[Dataset records]
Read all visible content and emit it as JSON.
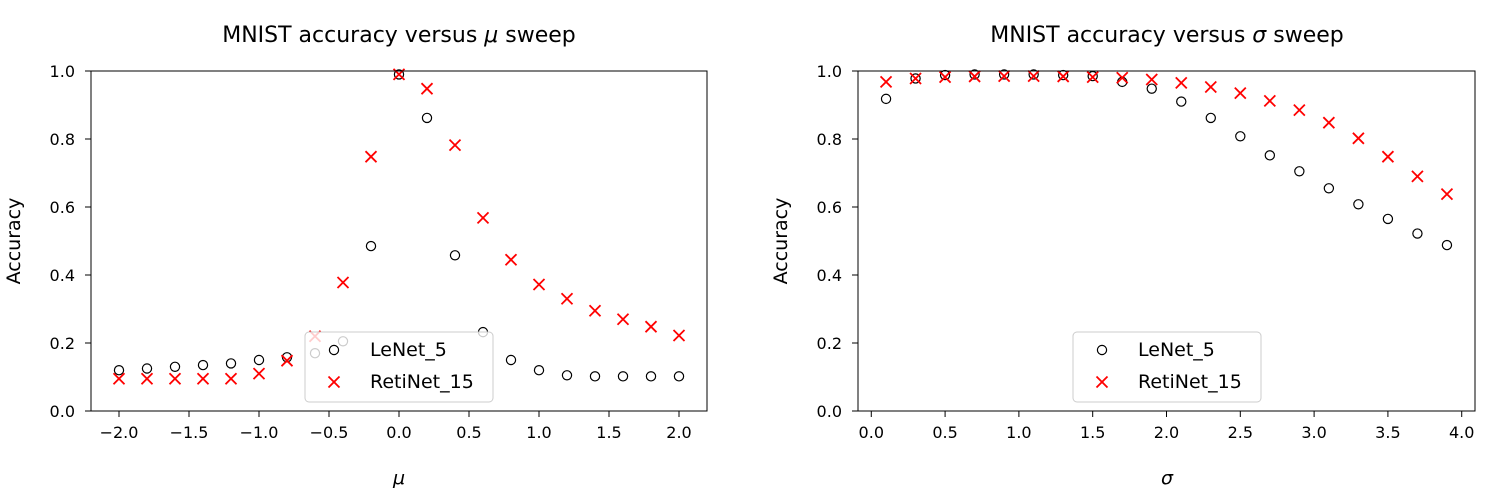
{
  "chart_data": [
    {
      "type": "scatter",
      "title": "MNIST accuracy versus μ sweep",
      "title_prefix": "MNIST accuracy versus ",
      "title_symbol": "μ",
      "title_suffix": " sweep",
      "xlabel": "μ",
      "ylabel": "Accuracy",
      "xlim": [
        -2.2,
        2.2
      ],
      "ylim": [
        0.0,
        1.0
      ],
      "xticks": [
        -2.0,
        -1.5,
        -1.0,
        -0.5,
        0.0,
        0.5,
        1.0,
        1.5,
        2.0
      ],
      "xtick_labels": [
        "−2.0",
        "−1.5",
        "−1.0",
        "−0.5",
        "0.0",
        "0.5",
        "1.0",
        "1.5",
        "2.0"
      ],
      "yticks": [
        0.0,
        0.2,
        0.4,
        0.6,
        0.8,
        1.0
      ],
      "ytick_labels": [
        "0.0",
        "0.2",
        "0.4",
        "0.6",
        "0.8",
        "1.0"
      ],
      "legend_position": "lower-center",
      "grid": false,
      "x": [
        -2.0,
        -1.8,
        -1.6,
        -1.4,
        -1.2,
        -1.0,
        -0.8,
        -0.6,
        -0.4,
        -0.2,
        0.0,
        0.2,
        0.4,
        0.6,
        0.8,
        1.0,
        1.2,
        1.4,
        1.6,
        1.8,
        2.0
      ],
      "series": [
        {
          "name": "LeNet_5",
          "marker": "o",
          "color": "#000000",
          "values": [
            0.12,
            0.125,
            0.13,
            0.135,
            0.14,
            0.15,
            0.158,
            0.17,
            0.205,
            0.485,
            0.99,
            0.862,
            0.458,
            0.232,
            0.15,
            0.12,
            0.105,
            0.102,
            0.102,
            0.102,
            0.102
          ]
        },
        {
          "name": "RetiNet_15",
          "marker": "x",
          "color": "#ff0000",
          "values": [
            0.095,
            0.095,
            0.095,
            0.095,
            0.095,
            0.11,
            0.148,
            0.22,
            0.378,
            0.748,
            0.99,
            0.948,
            0.782,
            0.568,
            0.445,
            0.372,
            0.33,
            0.295,
            0.27,
            0.248,
            0.222
          ]
        }
      ]
    },
    {
      "type": "scatter",
      "title": "MNIST accuracy versus σ sweep",
      "title_prefix": "MNIST accuracy versus ",
      "title_symbol": "σ",
      "title_suffix": " sweep",
      "xlabel": "σ",
      "ylabel": "Accuracy",
      "xlim": [
        -0.09,
        4.09
      ],
      "ylim": [
        0.0,
        1.0
      ],
      "xticks": [
        0.0,
        0.5,
        1.0,
        1.5,
        2.0,
        2.5,
        3.0,
        3.5,
        4.0
      ],
      "xtick_labels": [
        "0.0",
        "0.5",
        "1.0",
        "1.5",
        "2.0",
        "2.5",
        "3.0",
        "3.5",
        "4.0"
      ],
      "yticks": [
        0.0,
        0.2,
        0.4,
        0.6,
        0.8,
        1.0
      ],
      "ytick_labels": [
        "0.0",
        "0.2",
        "0.4",
        "0.6",
        "0.8",
        "1.0"
      ],
      "legend_position": "lower-center",
      "grid": false,
      "x": [
        0.1,
        0.3,
        0.5,
        0.7,
        0.9,
        1.1,
        1.3,
        1.5,
        1.7,
        1.9,
        2.1,
        2.3,
        2.5,
        2.7,
        2.9,
        3.1,
        3.3,
        3.5,
        3.7,
        3.9
      ],
      "series": [
        {
          "name": "LeNet_5",
          "marker": "o",
          "color": "#000000",
          "values": [
            0.918,
            0.978,
            0.988,
            0.99,
            0.99,
            0.99,
            0.988,
            0.985,
            0.968,
            0.948,
            0.91,
            0.862,
            0.808,
            0.752,
            0.705,
            0.655,
            0.608,
            0.565,
            0.522,
            0.488
          ]
        },
        {
          "name": "RetiNet_15",
          "marker": "x",
          "color": "#ff0000",
          "values": [
            0.968,
            0.978,
            0.982,
            0.984,
            0.985,
            0.985,
            0.984,
            0.982,
            0.98,
            0.975,
            0.965,
            0.953,
            0.935,
            0.912,
            0.885,
            0.848,
            0.802,
            0.748,
            0.69,
            0.638
          ]
        }
      ]
    }
  ]
}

GIVEN TASK | Write the records out again in full, exactly, and skip every picture.

RESPONSE TO THIS TASK |
Read all visible content and emit it as JSON.
{
  "chart_data": [
    {
      "type": "scatter",
      "title": "MNIST accuracy versus μ sweep",
      "title_prefix": "MNIST accuracy versus ",
      "title_symbol": "μ",
      "title_suffix": " sweep",
      "xlabel": "μ",
      "ylabel": "Accuracy",
      "xlim": [
        -2.2,
        2.2
      ],
      "ylim": [
        0.0,
        1.0
      ],
      "xticks": [
        -2.0,
        -1.5,
        -1.0,
        -0.5,
        0.0,
        0.5,
        1.0,
        1.5,
        2.0
      ],
      "xtick_labels": [
        "−2.0",
        "−1.5",
        "−1.0",
        "−0.5",
        "0.0",
        "0.5",
        "1.0",
        "1.5",
        "2.0"
      ],
      "yticks": [
        0.0,
        0.2,
        0.4,
        0.6,
        0.8,
        1.0
      ],
      "ytick_labels": [
        "0.0",
        "0.2",
        "0.4",
        "0.6",
        "0.8",
        "1.0"
      ],
      "legend_position": "lower-center",
      "grid": false,
      "x": [
        -2.0,
        -1.8,
        -1.6,
        -1.4,
        -1.2,
        -1.0,
        -0.8,
        -0.6,
        -0.4,
        -0.2,
        0.0,
        0.2,
        0.4,
        0.6,
        0.8,
        1.0,
        1.2,
        1.4,
        1.6,
        1.8,
        2.0
      ],
      "series": [
        {
          "name": "LeNet_5",
          "marker": "o",
          "color": "#000000",
          "values": [
            0.12,
            0.125,
            0.13,
            0.135,
            0.14,
            0.15,
            0.158,
            0.17,
            0.205,
            0.485,
            0.99,
            0.862,
            0.458,
            0.232,
            0.15,
            0.12,
            0.105,
            0.102,
            0.102,
            0.102,
            0.102
          ]
        },
        {
          "name": "RetiNet_15",
          "marker": "x",
          "color": "#ff0000",
          "values": [
            0.095,
            0.095,
            0.095,
            0.095,
            0.095,
            0.11,
            0.148,
            0.22,
            0.378,
            0.748,
            0.99,
            0.948,
            0.782,
            0.568,
            0.445,
            0.372,
            0.33,
            0.295,
            0.27,
            0.248,
            0.222
          ]
        }
      ]
    },
    {
      "type": "scatter",
      "title": "MNIST accuracy versus σ sweep",
      "title_prefix": "MNIST accuracy versus ",
      "title_symbol": "σ",
      "title_suffix": " sweep",
      "xlabel": "σ",
      "ylabel": "Accuracy",
      "xlim": [
        -0.09,
        4.09
      ],
      "ylim": [
        0.0,
        1.0
      ],
      "xticks": [
        0.0,
        0.5,
        1.0,
        1.5,
        2.0,
        2.5,
        3.0,
        3.5,
        4.0
      ],
      "xtick_labels": [
        "0.0",
        "0.5",
        "1.0",
        "1.5",
        "2.0",
        "2.5",
        "3.0",
        "3.5",
        "4.0"
      ],
      "yticks": [
        0.0,
        0.2,
        0.4,
        0.6,
        0.8,
        1.0
      ],
      "ytick_labels": [
        "0.0",
        "0.2",
        "0.4",
        "0.6",
        "0.8",
        "1.0"
      ],
      "legend_position": "lower-center",
      "grid": false,
      "x": [
        0.1,
        0.3,
        0.5,
        0.7,
        0.9,
        1.1,
        1.3,
        1.5,
        1.7,
        1.9,
        2.1,
        2.3,
        2.5,
        2.7,
        2.9,
        3.1,
        3.3,
        3.5,
        3.7,
        3.9
      ],
      "series": [
        {
          "name": "LeNet_5",
          "marker": "o",
          "color": "#000000",
          "values": [
            0.918,
            0.978,
            0.988,
            0.99,
            0.99,
            0.99,
            0.988,
            0.985,
            0.968,
            0.948,
            0.91,
            0.862,
            0.808,
            0.752,
            0.705,
            0.655,
            0.608,
            0.565,
            0.522,
            0.488
          ]
        },
        {
          "name": "RetiNet_15",
          "marker": "x",
          "color": "#ff0000",
          "values": [
            0.968,
            0.978,
            0.982,
            0.984,
            0.985,
            0.985,
            0.984,
            0.982,
            0.98,
            0.975,
            0.965,
            0.953,
            0.935,
            0.912,
            0.885,
            0.848,
            0.802,
            0.748,
            0.69,
            0.638
          ]
        }
      ]
    }
  ]
}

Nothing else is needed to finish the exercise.